— Request —
Wherever the word "القضاء" turns up in a line of the entries, copy that line.
_ _ _
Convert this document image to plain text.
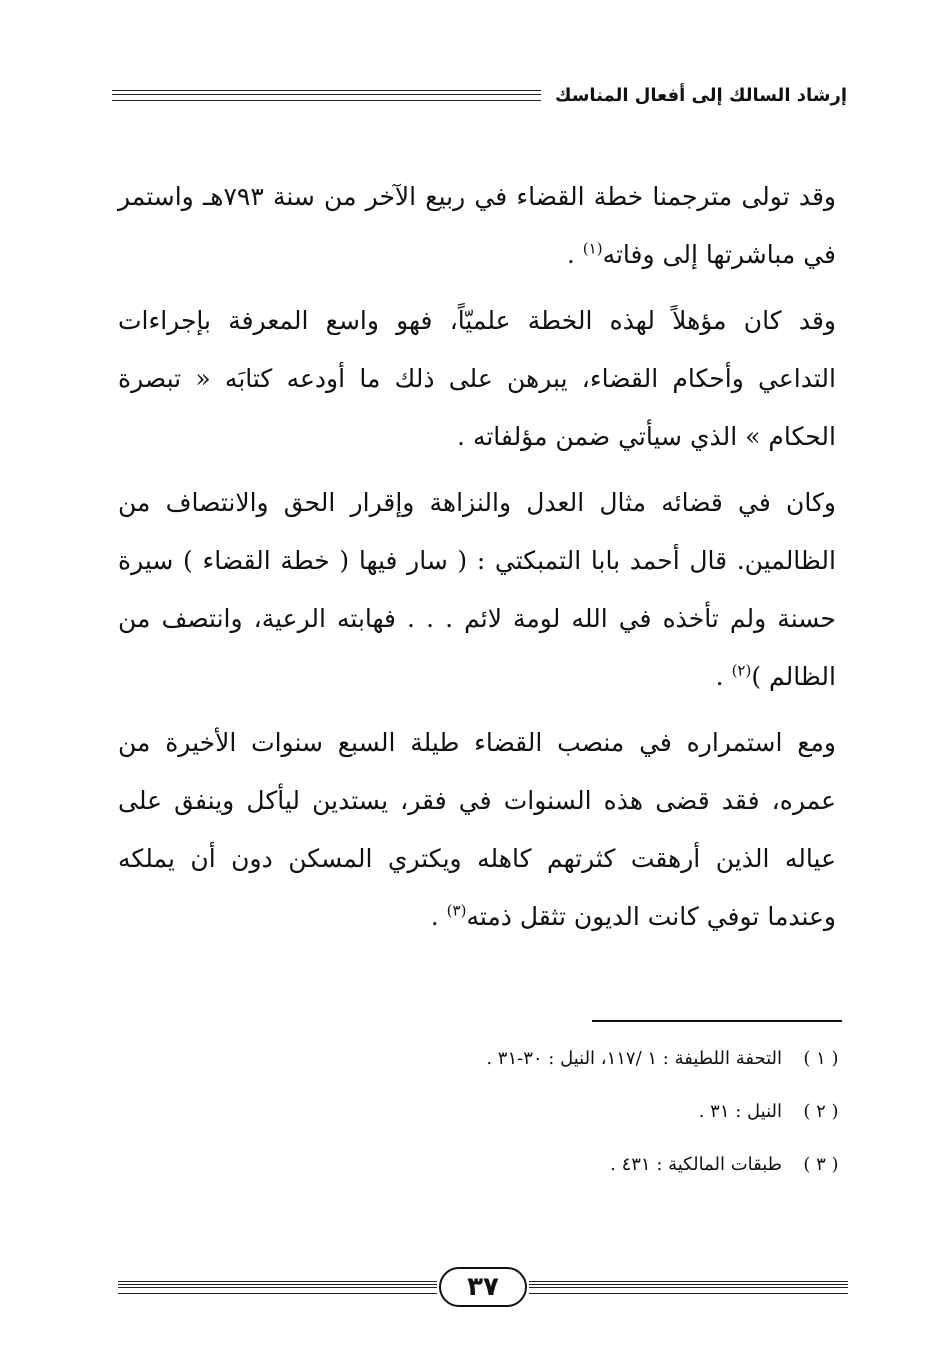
إرشاد السالك إلى أفعال المناسك

وقد تولى مترجمنا خطة القضاء في ربيع الآخر من سنة ٧٩٣هـ واستمر في مباشرتها إلى وفاته$^{(١)}$ .

وقد كان مؤهلاً لهذه الخطة علميّاً، فهو واسع المعرفة بإجراءات التداعي وأحكام القضاء، يبرهن على ذلك ما أودعه كتابَه « تبصرة الحكام » الذي سيأتي ضمن مؤلفاته .

وكان في قضائه مثال العدل والنزاهة وإقرار الحق والانتصاف من الظالمين. قال أحمد بابا التمبكتي : ( سار فيها ( خطة القضاء ) سيرة حسنة ولم تأخذه في الله لومة لائم . . . فهابته الرعية، وانتصف من الظالم )$^{(٢)}$ .

ومع استمراره في منصب القضاء طيلة السبع سنوات الأخيرة من عمره، فقد قضى هذه السنوات في فقر، يستدين ليأكل وينفق على عياله الذين أرهقت كثرتهم كاهله ويكتري المسكن دون أن يملكه وعندما توفي كانت الديون تثقل ذمته$^{(٣)}$ .

( ١ )
التحفة اللطيفة : ١ /١١٧، النيل : ٣٠-٣١ .
( ٢ )
النيل : ٣١ .
( ٣ )
طبقات المالكية : ٤٣١ .
٣٧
_ _ _
— Final result —
وقد تولى مترجمنا خطة القضاء في ربيع الآخر من سنة ٧٩٣هـ واستمر في مباشرتها إلى وفاته$^{(١)}$ .
وقد كان مؤهلاً لهذه الخطة علميّاً، فهو واسع المعرفة بإجراءات التداعي وأحكام القضاء، يبرهن على ذلك ما أودعه كتابَه « تبصرة الحكام » الذي سيأتي ضمن مؤلفاته .
وكان في قضائه مثال العدل والنزاهة وإقرار الحق والانتصاف من الظالمين. قال أحمد بابا التمبكتي : ( سار فيها ( خطة القضاء ) سيرة حسنة ولم تأخذه في الله لومة لائم . . . فهابته الرعية، وانتصف من الظالم )$^{(٢)}$ .
ومع استمراره في منصب القضاء طيلة السبع سنوات الأخيرة من عمره، فقد قضى هذه السنوات في فقر، يستدين ليأكل وينفق على عياله الذين أرهقت كثرتهم كاهله ويكتري المسكن دون أن يملكه وعندما توفي كانت الديون تثقل ذمته$^{(٣)}$ .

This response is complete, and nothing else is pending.